Work required >> Isolate every line in the data with the string "will" and copy it.
**********
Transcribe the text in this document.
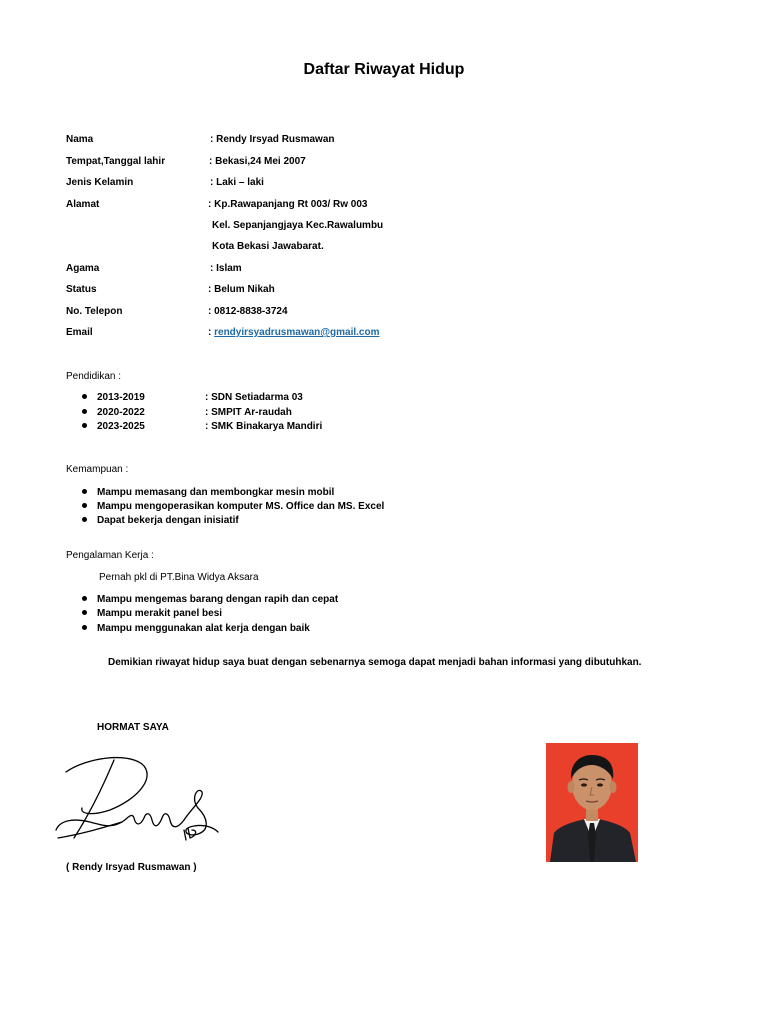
Daftar Riwayat Hidup
Nama	: Rendy Irsyad Rusmawan
Tempat,Tanggal lahir	: Bekasi,24 Mei 2007
Jenis Kelamin	: Laki – laki
Alamat	: Kp.Rawapanjang Rt 003/ Rw 003
Kel. Sepanjangjaya Kec.Rawalumbu
Kota Bekasi Jawabarat.
Agama	: Islam
Status	: Belum Nikah
No. Telepon	: 0812-8838-3724
Email	: rendyirsyadrusmawan@gmail.com
Pendidikan :
2013-2019	: SDN Setiadarma 03
2020-2022	: SMPIT Ar-raudah
2023-2025	: SMK Binakarya Mandiri
Kemampuan :
Mampu memasang dan membongkar mesin mobil
Mampu mengoperasikan komputer MS. Office dan MS. Excel
Dapat bekerja dengan inisiatif
Pengalaman Kerja :
Pernah pkl di PT.Bina Widya Aksara
Mampu mengemas barang dengan rapih dan cepat
Mampu merakit panel besi
Mampu menggunakan alat kerja dengan baik
Demikian riwayat hidup saya buat dengan sebenarnya semoga dapat menjadi bahan informasi yang dibutuhkan.
HORMAT SAYA
( Rendy Irsyad Rusmawan )
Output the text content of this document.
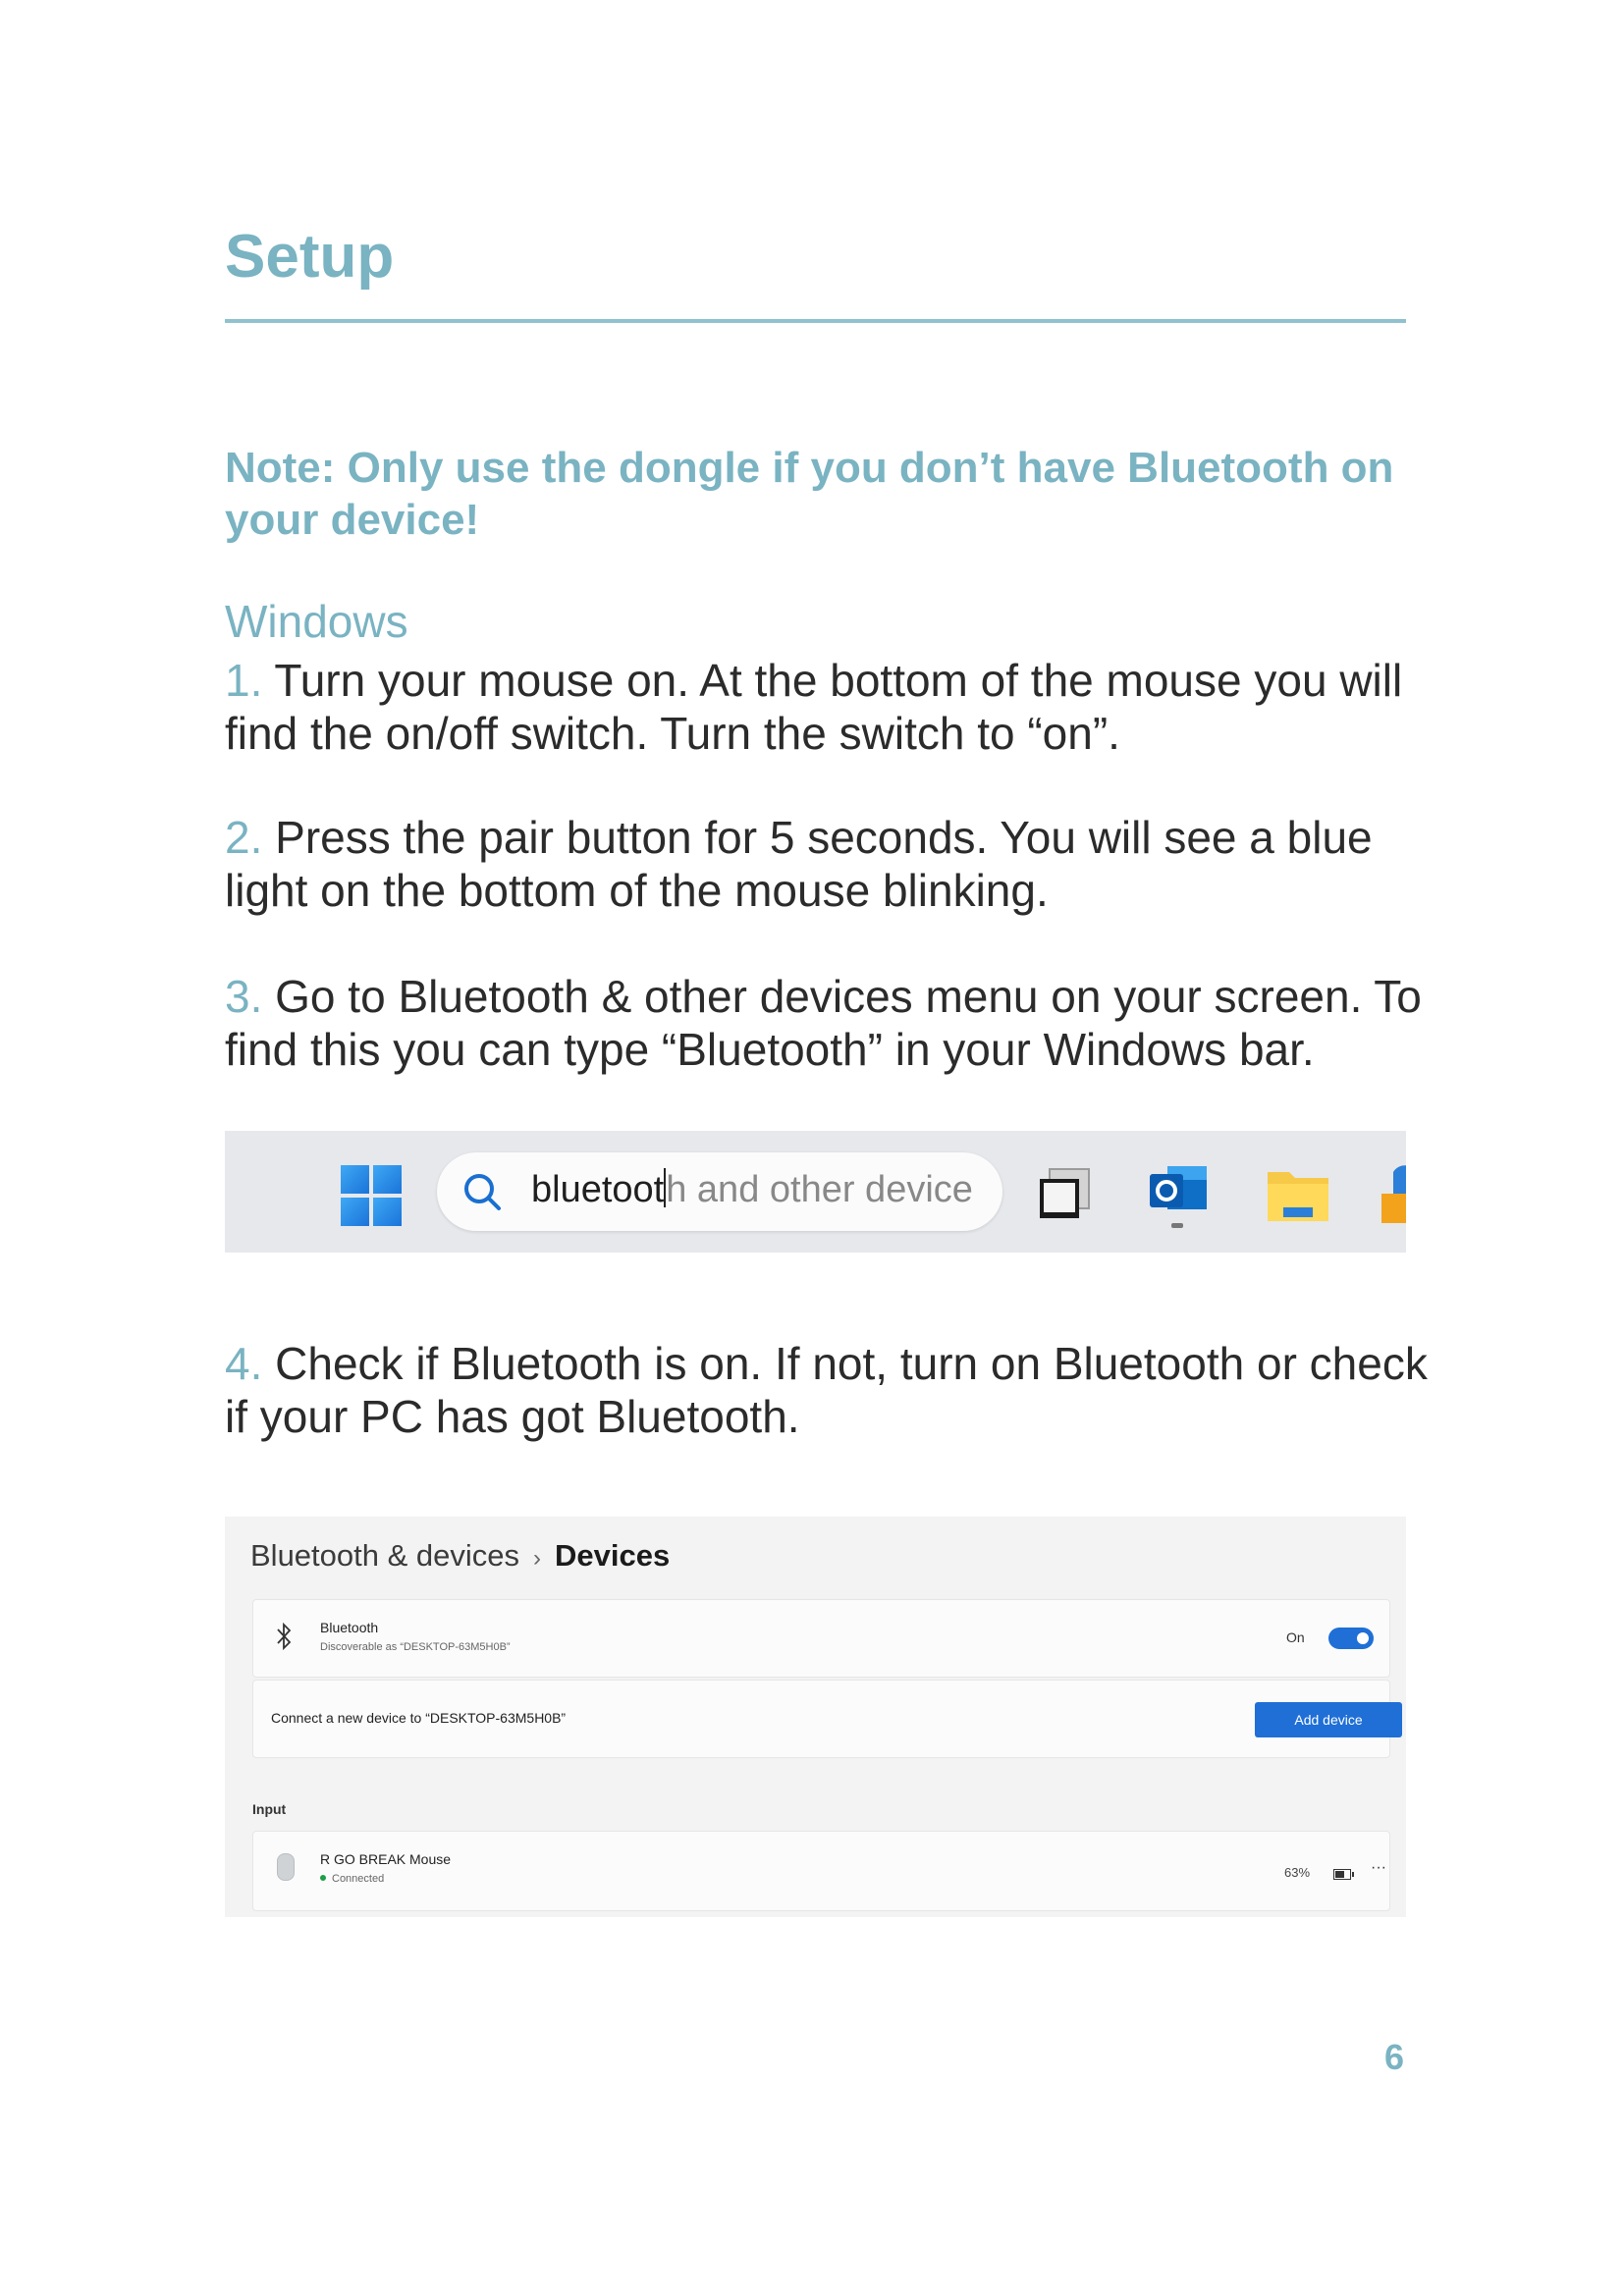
Setup
Note: Only use the dongle if you don’t have Bluetooth on your device!
Windows
1. Turn your mouse on. At the bottom of the mouse you will find the on/off switch. Turn the switch to “on”.
2. Press the pair button for 5 seconds. You will see a blue light on the bottom of the mouse blinking.
3. Go to Bluetooth & other devices menu on your screen. To find this you can type “Bluetooth” in your Windows bar.
bluetooth and other device
4. Check if Bluetooth is on. If not, turn on Bluetooth or check if your PC has got Bluetooth.
Bluetooth & devices › Devices
Bluetooth
Discoverable as “DESKTOP-63M5H0B”
On
Connect a new device to “DESKTOP-63M5H0B”	Add device
Input
R GO BREAK Mouse
Connected	63%	···
6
**********
Full response >>
1. Turn your mouse on. At the bottom of the mouse you will find the on/off switch. Turn the switch to “on”.
2. Press the pair button for 5 seconds. You will see a blue light on the bottom of the mouse blinking.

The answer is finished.